(begin)
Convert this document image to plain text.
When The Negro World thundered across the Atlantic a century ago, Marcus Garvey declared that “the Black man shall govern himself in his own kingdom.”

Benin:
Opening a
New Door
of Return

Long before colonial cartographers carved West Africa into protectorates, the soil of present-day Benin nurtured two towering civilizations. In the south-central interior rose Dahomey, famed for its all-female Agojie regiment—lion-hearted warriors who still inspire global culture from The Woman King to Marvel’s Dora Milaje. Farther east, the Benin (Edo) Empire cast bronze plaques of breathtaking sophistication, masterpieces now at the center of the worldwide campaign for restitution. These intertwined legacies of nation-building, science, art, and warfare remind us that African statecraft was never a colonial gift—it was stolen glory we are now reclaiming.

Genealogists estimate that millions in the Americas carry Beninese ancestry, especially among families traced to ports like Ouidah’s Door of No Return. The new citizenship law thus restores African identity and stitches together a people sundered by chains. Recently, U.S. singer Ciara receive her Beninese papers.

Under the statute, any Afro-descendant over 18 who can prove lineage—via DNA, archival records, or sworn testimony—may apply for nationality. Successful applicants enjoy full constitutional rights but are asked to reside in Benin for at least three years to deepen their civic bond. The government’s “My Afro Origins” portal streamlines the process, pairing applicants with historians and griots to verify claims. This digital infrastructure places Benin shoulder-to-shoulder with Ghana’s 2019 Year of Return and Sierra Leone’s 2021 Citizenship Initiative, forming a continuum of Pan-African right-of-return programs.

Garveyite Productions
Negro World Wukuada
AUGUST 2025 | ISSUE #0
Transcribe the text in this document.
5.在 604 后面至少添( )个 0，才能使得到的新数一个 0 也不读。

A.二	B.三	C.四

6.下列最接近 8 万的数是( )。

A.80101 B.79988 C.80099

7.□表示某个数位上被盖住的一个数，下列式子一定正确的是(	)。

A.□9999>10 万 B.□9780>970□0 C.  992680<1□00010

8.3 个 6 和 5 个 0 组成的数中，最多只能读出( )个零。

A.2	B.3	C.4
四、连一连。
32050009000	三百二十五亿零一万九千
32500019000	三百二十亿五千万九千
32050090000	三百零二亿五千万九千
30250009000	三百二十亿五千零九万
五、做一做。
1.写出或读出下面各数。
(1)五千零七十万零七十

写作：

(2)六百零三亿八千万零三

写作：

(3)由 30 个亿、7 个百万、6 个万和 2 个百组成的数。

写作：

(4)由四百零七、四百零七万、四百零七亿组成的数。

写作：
(end)
Problem description:
Write out every entry verbatim.

Finished task:
Convert this document image to plain text.
When The Negro World thundered across the Atlantic a century ago, Marcus Garvey declared that “the Black man shall govern himself in his own kingdom.”

Benin:
Opening a
New Door
of Return

Long before colonial cartographers carved West Africa into protectorates, the soil of present-day Benin nurtured two towering civilizations. In the south-central interior rose Dahomey, famed for its all-female Agojie regiment—lion-hearted warriors who still inspire global culture from The Woman King to Marvel’s Dora Milaje. Farther east, the Benin (Edo) Empire cast bronze plaques of breathtaking sophistication, masterpieces now at the center of the worldwide campaign for restitution. These intertwined legacies of nation-building, science, art, and warfare remind us that African statecraft was never a colonial gift—it was stolen glory we are now reclaiming.

Genealogists estimate that millions in the Americas carry Beninese ancestry, especially among families traced to ports like Ouidah’s Door of No Return. The new citizenship law thus restores African identity and stitches together a people sundered by chains. Recently, U.S. singer Ciara receive her Beninese papers.

Under the statute, any Afro-descendant over 18 who can prove lineage—via DNA, archival records, or sworn testimony—may apply for nationality. Successful applicants enjoy full constitutional rights but are asked to reside in Benin for at least three years to deepen their civic bond. The government’s “My Afro Origins” portal streamlines the process, pairing applicants with historians and griots to verify claims. This digital infrastructure places Benin shoulder-to-shoulder with Ghana’s 2019 Year of Return and Sierra Leone’s 2021 Citizenship Initiative, forming a continuum of Pan-African right-of-return programs.

Garveyite Productions
Negro World Wukuada
AUGUST 2025 | ISSUE #0
Transcribe the text in this document.
5.在 604 后面至少添( )个 0，才能使得到的新数一个 0 也不读。

A.二	B.三	C.四

6.下列最接近 8 万的数是( )。

A.80101 B.79988 C.80099

7.□表示某个数位上被盖住的一个数，下列式子一定正确的是(	)。

A.□9999>10 万 B.□9780>970□0 C.  992680<1□00010

8.3 个 6 和 5 个 0 组成的数中，最多只能读出( )个零。

A.2	B.3	C.4
四、连一连。
32050009000	三百二十五亿零一万九千
32500019000	三百二十亿五千万九千
32050090000	三百零二亿五千万九千
30250009000	三百二十亿五千零九万
五、做一做。
1.写出或读出下面各数。
(1)五千零七十万零七十

写作：

(2)六百零三亿八千万零三

写作：

(3)由 30 个亿、7 个百万、6 个万和 2 个百组成的数。

写作：

(4)由四百零七、四百零七万、四百零七亿组成的数。

写作：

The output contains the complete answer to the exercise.